- Input material
···

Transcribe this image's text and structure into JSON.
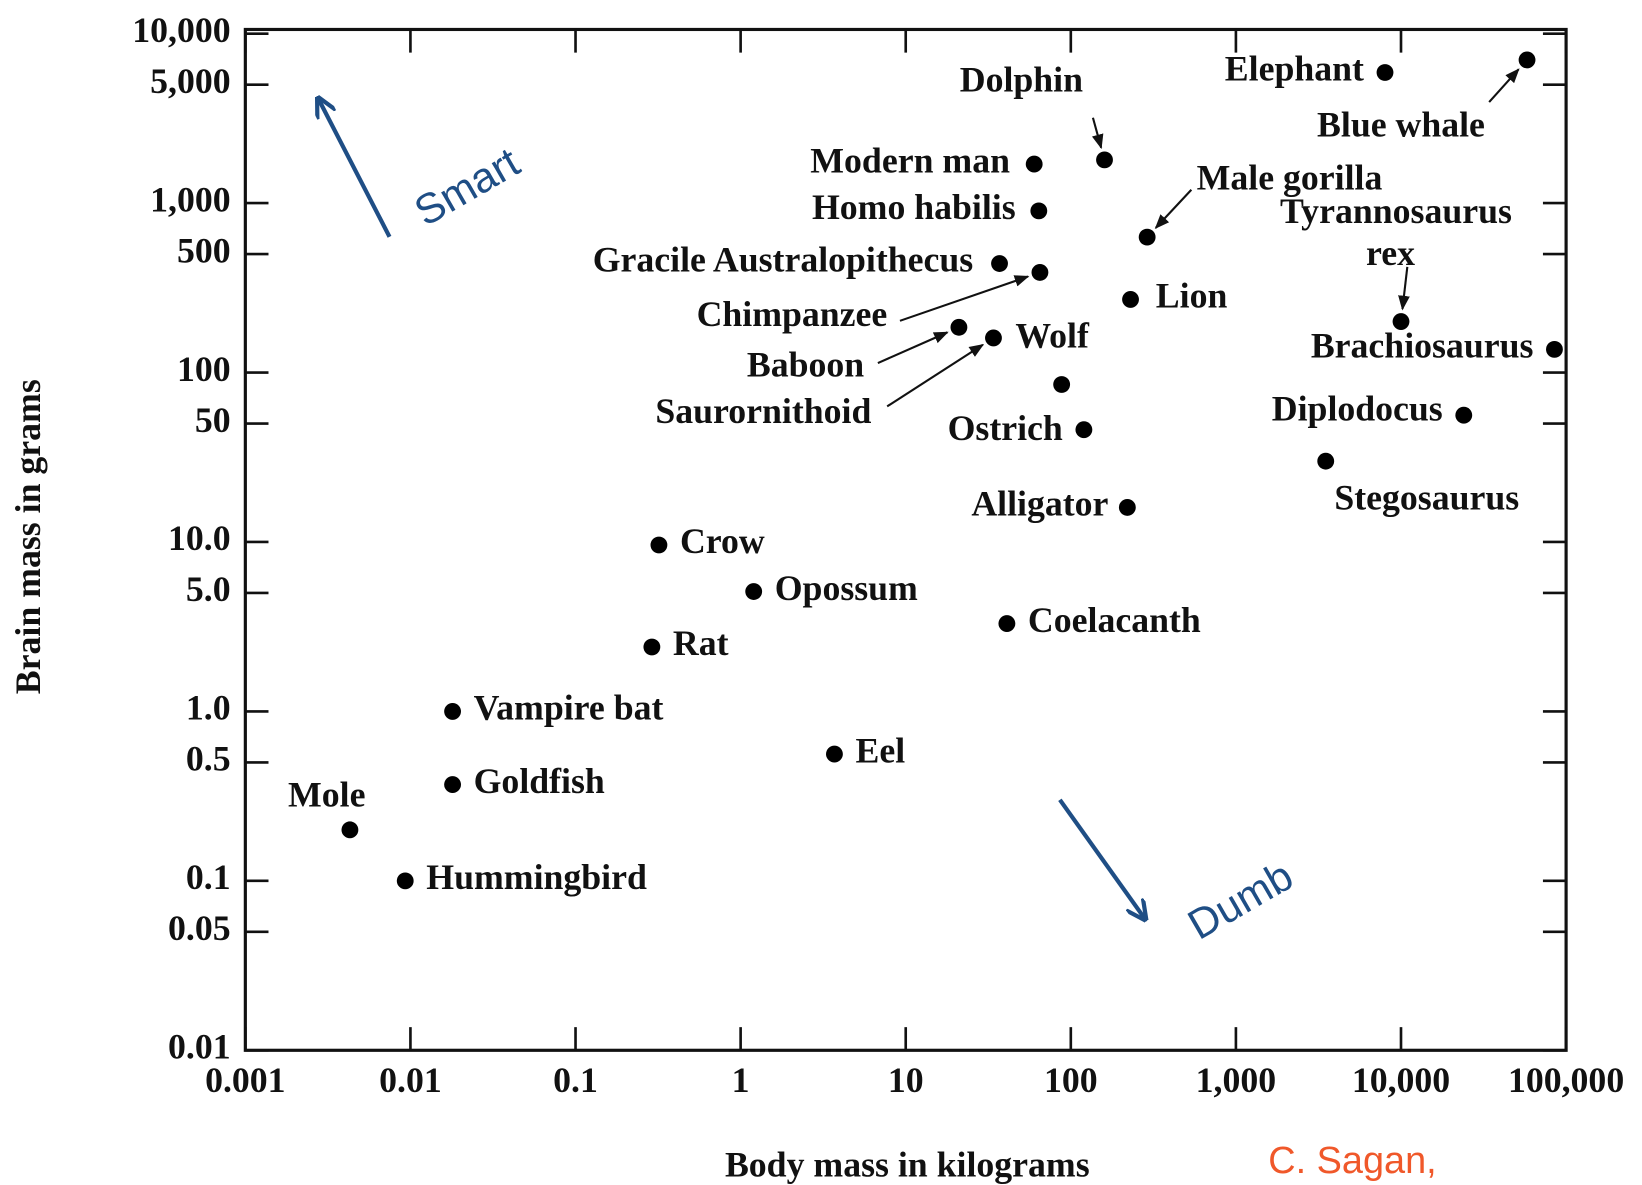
{
  "chart_data": {
    "type": "scatter",
    "xlabel": "Body mass in kilograms",
    "ylabel": "Brain mass in grams",
    "log_x": true,
    "log_y": true,
    "color": "#000000",
    "labels": [
      "Elephant",
      "Blue whale",
      "Dolphin",
      "Modern man",
      "Homo habilis",
      "Gracile Australopithecus",
      "Chimpanzee",
      "Male gorilla",
      "Lion",
      "Tyrannosaurus rex",
      "Brachiosaurus",
      "Baboon",
      "Saurornithoid",
      "Wolf",
      "Ostrich",
      "Diplodocus",
      "Stegosaurus",
      "Alligator",
      "Crow",
      "Opossum",
      "Coelacanth",
      "Rat",
      "Vampire bat",
      "Eel",
      "Goldfish",
      "Mole",
      "Hummingbird"
    ],
    "x": [
      8000,
      58000,
      160,
      60,
      64,
      37,
      65,
      290,
      230,
      10000,
      85000,
      21,
      34,
      88,
      120,
      24000,
      3500,
      220,
      0.32,
      1.2,
      41,
      0.29,
      0.018,
      3.7,
      0.018,
      0.0043,
      0.0093
    ],
    "y": [
      5900,
      7000,
      1800,
      1700,
      900,
      440,
      390,
      630,
      270,
      200,
      137,
      185,
      160,
      85,
      46,
      56,
      30,
      16,
      9.6,
      5.1,
      3.3,
      2.4,
      1.0,
      0.56,
      0.37,
      0.2,
      0.1
    ],
    "xlim": [
      0.001,
      100000
    ],
    "ylim": [
      0.01,
      10000
    ],
    "xticks": [
      0.001,
      0.01,
      0.1,
      1,
      10,
      100,
      {
        "value": 1000,
        "label": "1,000"
      },
      {
        "value": 10000,
        "label": "10,000"
      },
      {
        "value": 100000,
        "label": "100,000"
      }
    ],
    "yticks": [
      0.01,
      0.05,
      0.1,
      0.5,
      {
        "value": 1,
        "label": "1.0"
      },
      {
        "value": 5,
        "label": "5.0"
      },
      {
        "value": 10,
        "label": "10.0"
      },
      50,
      100,
      500,
      {
        "value": 1000,
        "label": "1,000"
      },
      {
        "value": 5000,
        "label": "5,000"
      },
      {
        "value": 10000,
        "label": "10,000"
      }
    ],
    "annotations": [
      {
        "text": "Smart",
        "color": "#1f4e85"
      },
      {
        "text": "Dumb",
        "color": "#1f4e85"
      },
      {
        "text": "C. Sagan,",
        "color": "#f0582a"
      }
    ]
  }
}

···

- What is asked
Would you mind returning each entry above word for word, skipping the images?

- Problem solution
Transcribe this image's text and structure into JSON.
{
  "chart_data": {
    "type": "scatter",
    "xlabel": "Body mass in kilograms",
    "ylabel": "Brain mass in grams",
    "log_x": true,
    "log_y": true,
    "color": "#000000",
    "labels": [
      "Elephant",
      "Blue whale",
      "Dolphin",
      "Modern man",
      "Homo habilis",
      "Gracile Australopithecus",
      "Chimpanzee",
      "Male gorilla",
      "Lion",
      "Tyrannosaurus rex",
      "Brachiosaurus",
      "Baboon",
      "Saurornithoid",
      "Wolf",
      "Ostrich",
      "Diplodocus",
      "Stegosaurus",
      "Alligator",
      "Crow",
      "Opossum",
      "Coelacanth",
      "Rat",
      "Vampire bat",
      "Eel",
      "Goldfish",
      "Mole",
      "Hummingbird"
    ],
    "x": [
      8000,
      58000,
      160,
      60,
      64,
      37,
      65,
      290,
      230,
      10000,
      85000,
      21,
      34,
      88,
      120,
      24000,
      3500,
      220,
      0.32,
      1.2,
      41,
      0.29,
      0.018,
      3.7,
      0.018,
      0.0043,
      0.0093
    ],
    "y": [
      5900,
      7000,
      1800,
      1700,
      900,
      440,
      390,
      630,
      270,
      200,
      137,
      185,
      160,
      85,
      46,
      56,
      30,
      16,
      9.6,
      5.1,
      3.3,
      2.4,
      1.0,
      0.56,
      0.37,
      0.2,
      0.1
    ],
    "xlim": [
      0.001,
      100000
    ],
    "ylim": [
      0.01,
      10000
    ],
    "xticks": [
      0.001,
      0.01,
      0.1,
      1,
      10,
      100,
      {
        "value": 1000,
        "label": "1,000"
      },
      {
        "value": 10000,
        "label": "10,000"
      },
      {
        "value": 100000,
        "label": "100,000"
      }
    ],
    "yticks": [
      0.01,
      0.05,
      0.1,
      0.5,
      {
        "value": 1,
        "label": "1.0"
      },
      {
        "value": 5,
        "label": "5.0"
      },
      {
        "value": 10,
        "label": "10.0"
      },
      50,
      100,
      500,
      {
        "value": 1000,
        "label": "1,000"
      },
      {
        "value": 5000,
        "label": "5,000"
      },
      {
        "value": 10000,
        "label": "10,000"
      }
    ],
    "annotations": [
      {
        "text": "Smart",
        "color": "#1f4e85"
      },
      {
        "text": "Dumb",
        "color": "#1f4e85"
      },
      {
        "text": "C. Sagan,",
        "color": "#f0582a"
      }
    ]
  }
}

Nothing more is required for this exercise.